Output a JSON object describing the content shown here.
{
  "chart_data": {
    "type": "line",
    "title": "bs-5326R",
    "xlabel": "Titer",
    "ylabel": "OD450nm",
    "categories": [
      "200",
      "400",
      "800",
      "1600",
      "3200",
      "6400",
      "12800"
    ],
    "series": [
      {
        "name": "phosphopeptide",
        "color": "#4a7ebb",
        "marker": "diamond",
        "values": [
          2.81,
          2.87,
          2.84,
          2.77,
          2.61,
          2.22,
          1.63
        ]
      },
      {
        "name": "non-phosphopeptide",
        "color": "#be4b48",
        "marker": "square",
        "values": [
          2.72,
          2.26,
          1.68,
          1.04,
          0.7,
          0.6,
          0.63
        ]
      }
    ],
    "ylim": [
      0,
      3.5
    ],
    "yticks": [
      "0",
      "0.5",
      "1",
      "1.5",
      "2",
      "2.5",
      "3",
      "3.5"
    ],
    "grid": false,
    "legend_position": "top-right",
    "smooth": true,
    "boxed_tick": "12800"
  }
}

——

## Requirement:
Please write out the entries above in full, exactly as they read.

## Final answer:
Output a JSON object describing the content shown here.
{
  "chart_data": {
    "type": "line",
    "title": "bs-5326R",
    "xlabel": "Titer",
    "ylabel": "OD450nm",
    "categories": [
      "200",
      "400",
      "800",
      "1600",
      "3200",
      "6400",
      "12800"
    ],
    "series": [
      {
        "name": "phosphopeptide",
        "color": "#4a7ebb",
        "marker": "diamond",
        "values": [
          2.81,
          2.87,
          2.84,
          2.77,
          2.61,
          2.22,
          1.63
        ]
      },
      {
        "name": "non-phosphopeptide",
        "color": "#be4b48",
        "marker": "square",
        "values": [
          2.72,
          2.26,
          1.68,
          1.04,
          0.7,
          0.6,
          0.63
        ]
      }
    ],
    "ylim": [
      0,
      3.5
    ],
    "yticks": [
      "0",
      "0.5",
      "1",
      "1.5",
      "2",
      "2.5",
      "3",
      "3.5"
    ],
    "grid": false,
    "legend_position": "top-right",
    "smooth": true,
    "boxed_tick": "12800"
  }
}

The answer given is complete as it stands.